## SUPPLIED DATA
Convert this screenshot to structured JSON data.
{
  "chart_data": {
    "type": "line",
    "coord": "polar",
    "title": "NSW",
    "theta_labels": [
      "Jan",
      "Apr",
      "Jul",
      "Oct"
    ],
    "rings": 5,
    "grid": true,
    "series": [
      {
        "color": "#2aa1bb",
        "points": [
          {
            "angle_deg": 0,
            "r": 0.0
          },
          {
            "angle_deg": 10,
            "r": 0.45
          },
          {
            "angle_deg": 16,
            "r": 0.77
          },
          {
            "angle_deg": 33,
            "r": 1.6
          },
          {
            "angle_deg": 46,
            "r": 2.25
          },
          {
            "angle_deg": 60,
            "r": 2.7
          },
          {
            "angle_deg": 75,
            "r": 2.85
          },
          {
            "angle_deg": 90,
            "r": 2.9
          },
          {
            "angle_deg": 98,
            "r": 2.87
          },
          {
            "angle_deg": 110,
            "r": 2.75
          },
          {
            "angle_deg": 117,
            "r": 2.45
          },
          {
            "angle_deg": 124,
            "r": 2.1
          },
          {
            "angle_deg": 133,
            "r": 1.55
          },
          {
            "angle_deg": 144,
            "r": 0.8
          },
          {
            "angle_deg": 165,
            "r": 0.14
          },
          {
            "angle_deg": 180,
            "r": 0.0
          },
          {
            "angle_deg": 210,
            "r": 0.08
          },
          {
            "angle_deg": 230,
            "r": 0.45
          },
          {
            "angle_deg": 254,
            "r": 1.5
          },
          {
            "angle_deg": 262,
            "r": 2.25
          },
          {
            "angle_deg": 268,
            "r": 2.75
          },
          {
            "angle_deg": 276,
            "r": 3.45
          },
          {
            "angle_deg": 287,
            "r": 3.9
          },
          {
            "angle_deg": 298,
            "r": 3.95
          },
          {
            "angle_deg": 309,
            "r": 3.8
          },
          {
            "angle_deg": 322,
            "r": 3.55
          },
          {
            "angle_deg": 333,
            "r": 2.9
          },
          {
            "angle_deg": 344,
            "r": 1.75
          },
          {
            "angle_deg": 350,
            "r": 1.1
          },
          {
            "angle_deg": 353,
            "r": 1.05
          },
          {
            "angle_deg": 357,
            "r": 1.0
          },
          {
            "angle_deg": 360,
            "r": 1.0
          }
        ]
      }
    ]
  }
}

## AIM
Output an exact copy of each record.

## EXERCISE OUTPUT
Convert this screenshot to structured JSON data.
{
  "chart_data": {
    "type": "line",
    "coord": "polar",
    "title": "NSW",
    "theta_labels": [
      "Jan",
      "Apr",
      "Jul",
      "Oct"
    ],
    "rings": 5,
    "grid": true,
    "series": [
      {
        "color": "#2aa1bb",
        "points": [
          {
            "angle_deg": 0,
            "r": 0.0
          },
          {
            "angle_deg": 10,
            "r": 0.45
          },
          {
            "angle_deg": 16,
            "r": 0.77
          },
          {
            "angle_deg": 33,
            "r": 1.6
          },
          {
            "angle_deg": 46,
            "r": 2.25
          },
          {
            "angle_deg": 60,
            "r": 2.7
          },
          {
            "angle_deg": 75,
            "r": 2.85
          },
          {
            "angle_deg": 90,
            "r": 2.9
          },
          {
            "angle_deg": 98,
            "r": 2.87
          },
          {
            "angle_deg": 110,
            "r": 2.75
          },
          {
            "angle_deg": 117,
            "r": 2.45
          },
          {
            "angle_deg": 124,
            "r": 2.1
          },
          {
            "angle_deg": 133,
            "r": 1.55
          },
          {
            "angle_deg": 144,
            "r": 0.8
          },
          {
            "angle_deg": 165,
            "r": 0.14
          },
          {
            "angle_deg": 180,
            "r": 0.0
          },
          {
            "angle_deg": 210,
            "r": 0.08
          },
          {
            "angle_deg": 230,
            "r": 0.45
          },
          {
            "angle_deg": 254,
            "r": 1.5
          },
          {
            "angle_deg": 262,
            "r": 2.25
          },
          {
            "angle_deg": 268,
            "r": 2.75
          },
          {
            "angle_deg": 276,
            "r": 3.45
          },
          {
            "angle_deg": 287,
            "r": 3.9
          },
          {
            "angle_deg": 298,
            "r": 3.95
          },
          {
            "angle_deg": 309,
            "r": 3.8
          },
          {
            "angle_deg": 322,
            "r": 3.55
          },
          {
            "angle_deg": 333,
            "r": 2.9
          },
          {
            "angle_deg": 344,
            "r": 1.75
          },
          {
            "angle_deg": 350,
            "r": 1.1
          },
          {
            "angle_deg": 353,
            "r": 1.05
          },
          {
            "angle_deg": 357,
            "r": 1.0
          },
          {
            "angle_deg": 360,
            "r": 1.0
          }
        ]
      }
    ]
  }
}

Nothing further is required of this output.